STATED EXERCISE >> Search the data below for the string "right". Extract every line that contains it.

INPUT >>

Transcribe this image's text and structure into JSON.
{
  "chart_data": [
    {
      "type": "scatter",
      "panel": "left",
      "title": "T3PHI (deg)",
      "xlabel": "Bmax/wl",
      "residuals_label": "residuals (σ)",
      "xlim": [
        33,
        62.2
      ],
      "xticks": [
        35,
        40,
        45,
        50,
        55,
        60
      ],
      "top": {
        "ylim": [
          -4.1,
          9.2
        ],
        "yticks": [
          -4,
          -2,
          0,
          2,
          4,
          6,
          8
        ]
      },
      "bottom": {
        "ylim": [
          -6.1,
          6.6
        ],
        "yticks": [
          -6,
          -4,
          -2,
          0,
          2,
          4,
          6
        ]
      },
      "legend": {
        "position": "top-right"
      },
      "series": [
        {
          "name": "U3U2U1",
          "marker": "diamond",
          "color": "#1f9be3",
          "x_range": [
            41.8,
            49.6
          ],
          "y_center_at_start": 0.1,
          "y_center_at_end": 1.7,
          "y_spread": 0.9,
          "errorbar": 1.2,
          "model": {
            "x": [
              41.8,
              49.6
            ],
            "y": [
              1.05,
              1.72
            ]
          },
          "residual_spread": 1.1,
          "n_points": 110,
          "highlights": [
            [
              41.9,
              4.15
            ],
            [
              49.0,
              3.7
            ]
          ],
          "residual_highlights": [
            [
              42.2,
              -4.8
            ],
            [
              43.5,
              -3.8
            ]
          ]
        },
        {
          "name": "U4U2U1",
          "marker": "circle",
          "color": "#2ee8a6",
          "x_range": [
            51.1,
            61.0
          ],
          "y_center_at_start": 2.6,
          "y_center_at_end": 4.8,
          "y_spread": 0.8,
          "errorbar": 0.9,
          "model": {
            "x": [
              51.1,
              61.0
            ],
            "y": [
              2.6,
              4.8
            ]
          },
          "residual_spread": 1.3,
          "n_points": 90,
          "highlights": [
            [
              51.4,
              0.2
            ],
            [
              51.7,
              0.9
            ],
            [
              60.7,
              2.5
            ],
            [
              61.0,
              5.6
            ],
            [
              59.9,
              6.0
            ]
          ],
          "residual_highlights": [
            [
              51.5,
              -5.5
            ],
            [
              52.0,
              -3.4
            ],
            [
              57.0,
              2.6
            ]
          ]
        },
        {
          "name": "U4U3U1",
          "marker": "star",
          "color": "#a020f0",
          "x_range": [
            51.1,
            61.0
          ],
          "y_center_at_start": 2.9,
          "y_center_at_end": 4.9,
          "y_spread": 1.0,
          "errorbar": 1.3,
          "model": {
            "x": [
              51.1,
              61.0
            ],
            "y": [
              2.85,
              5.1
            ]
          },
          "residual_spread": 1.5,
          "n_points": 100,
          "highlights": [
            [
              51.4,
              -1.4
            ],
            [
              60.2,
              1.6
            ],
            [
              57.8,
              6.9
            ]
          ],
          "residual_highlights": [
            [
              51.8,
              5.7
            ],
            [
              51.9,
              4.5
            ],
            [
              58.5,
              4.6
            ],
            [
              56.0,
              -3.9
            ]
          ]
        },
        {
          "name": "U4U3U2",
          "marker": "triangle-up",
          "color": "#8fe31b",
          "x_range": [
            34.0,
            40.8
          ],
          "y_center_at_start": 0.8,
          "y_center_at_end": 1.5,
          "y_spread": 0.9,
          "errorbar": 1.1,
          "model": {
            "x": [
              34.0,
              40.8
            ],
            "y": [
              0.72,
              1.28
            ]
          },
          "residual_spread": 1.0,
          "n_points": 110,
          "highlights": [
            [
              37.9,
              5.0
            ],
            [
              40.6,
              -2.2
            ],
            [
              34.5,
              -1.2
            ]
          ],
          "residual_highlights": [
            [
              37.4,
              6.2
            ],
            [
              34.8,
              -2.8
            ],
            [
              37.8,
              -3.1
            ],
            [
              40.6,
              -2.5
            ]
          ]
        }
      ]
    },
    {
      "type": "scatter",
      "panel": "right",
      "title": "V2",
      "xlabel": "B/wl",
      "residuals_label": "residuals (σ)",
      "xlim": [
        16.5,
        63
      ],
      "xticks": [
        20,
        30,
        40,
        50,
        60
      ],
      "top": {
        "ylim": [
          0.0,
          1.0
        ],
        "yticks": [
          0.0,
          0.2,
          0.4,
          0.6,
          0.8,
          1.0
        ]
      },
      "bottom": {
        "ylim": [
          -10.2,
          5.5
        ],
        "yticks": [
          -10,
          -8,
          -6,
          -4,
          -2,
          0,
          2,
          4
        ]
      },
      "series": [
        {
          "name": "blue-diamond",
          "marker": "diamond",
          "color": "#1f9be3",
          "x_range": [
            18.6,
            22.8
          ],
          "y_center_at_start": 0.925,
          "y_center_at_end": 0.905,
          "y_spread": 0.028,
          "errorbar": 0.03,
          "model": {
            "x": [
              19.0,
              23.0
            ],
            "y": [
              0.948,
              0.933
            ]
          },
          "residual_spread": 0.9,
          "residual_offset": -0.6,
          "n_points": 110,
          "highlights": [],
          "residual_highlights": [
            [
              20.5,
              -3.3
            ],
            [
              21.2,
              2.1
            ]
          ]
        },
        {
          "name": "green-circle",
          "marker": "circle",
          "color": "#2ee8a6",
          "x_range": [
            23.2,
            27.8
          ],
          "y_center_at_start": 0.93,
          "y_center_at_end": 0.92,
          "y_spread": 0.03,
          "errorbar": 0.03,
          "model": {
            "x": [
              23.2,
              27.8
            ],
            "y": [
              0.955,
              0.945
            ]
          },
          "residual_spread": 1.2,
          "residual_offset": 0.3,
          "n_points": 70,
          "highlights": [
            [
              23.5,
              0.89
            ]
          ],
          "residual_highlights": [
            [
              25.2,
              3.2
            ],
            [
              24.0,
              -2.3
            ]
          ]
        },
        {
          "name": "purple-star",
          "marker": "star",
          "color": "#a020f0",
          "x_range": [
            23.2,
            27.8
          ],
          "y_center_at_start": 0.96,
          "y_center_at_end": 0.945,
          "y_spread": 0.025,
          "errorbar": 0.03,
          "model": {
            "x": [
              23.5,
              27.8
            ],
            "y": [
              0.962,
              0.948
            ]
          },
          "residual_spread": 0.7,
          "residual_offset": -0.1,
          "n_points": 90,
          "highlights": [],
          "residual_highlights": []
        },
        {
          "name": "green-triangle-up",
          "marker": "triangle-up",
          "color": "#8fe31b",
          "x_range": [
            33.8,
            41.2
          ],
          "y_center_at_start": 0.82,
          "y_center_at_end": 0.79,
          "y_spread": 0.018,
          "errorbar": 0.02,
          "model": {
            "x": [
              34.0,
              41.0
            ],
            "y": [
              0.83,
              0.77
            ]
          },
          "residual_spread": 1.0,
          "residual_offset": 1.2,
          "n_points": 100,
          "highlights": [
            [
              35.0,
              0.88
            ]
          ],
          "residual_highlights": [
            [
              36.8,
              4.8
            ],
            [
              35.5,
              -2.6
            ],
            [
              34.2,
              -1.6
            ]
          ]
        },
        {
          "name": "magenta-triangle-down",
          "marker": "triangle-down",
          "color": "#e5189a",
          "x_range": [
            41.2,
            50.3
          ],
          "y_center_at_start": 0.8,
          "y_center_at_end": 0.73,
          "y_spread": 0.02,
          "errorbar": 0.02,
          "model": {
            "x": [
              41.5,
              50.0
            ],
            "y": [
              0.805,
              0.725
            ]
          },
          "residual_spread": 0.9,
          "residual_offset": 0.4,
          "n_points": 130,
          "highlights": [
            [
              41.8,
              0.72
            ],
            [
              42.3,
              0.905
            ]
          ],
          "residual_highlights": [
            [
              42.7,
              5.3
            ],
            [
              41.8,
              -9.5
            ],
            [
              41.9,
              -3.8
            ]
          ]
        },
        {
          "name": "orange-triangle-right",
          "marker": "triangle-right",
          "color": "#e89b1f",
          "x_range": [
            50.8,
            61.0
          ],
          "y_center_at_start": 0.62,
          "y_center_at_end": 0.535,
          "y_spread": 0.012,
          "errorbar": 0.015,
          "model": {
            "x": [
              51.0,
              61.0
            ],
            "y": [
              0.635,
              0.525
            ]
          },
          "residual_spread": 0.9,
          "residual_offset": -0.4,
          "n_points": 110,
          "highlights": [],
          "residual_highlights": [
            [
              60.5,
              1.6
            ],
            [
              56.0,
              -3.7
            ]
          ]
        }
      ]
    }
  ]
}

SOLUTION TO THE PROBLEM >>
        "position": "top-right"
      "panel": "right",
          "name": "orange-triangle-right",
          "marker": "triangle-right",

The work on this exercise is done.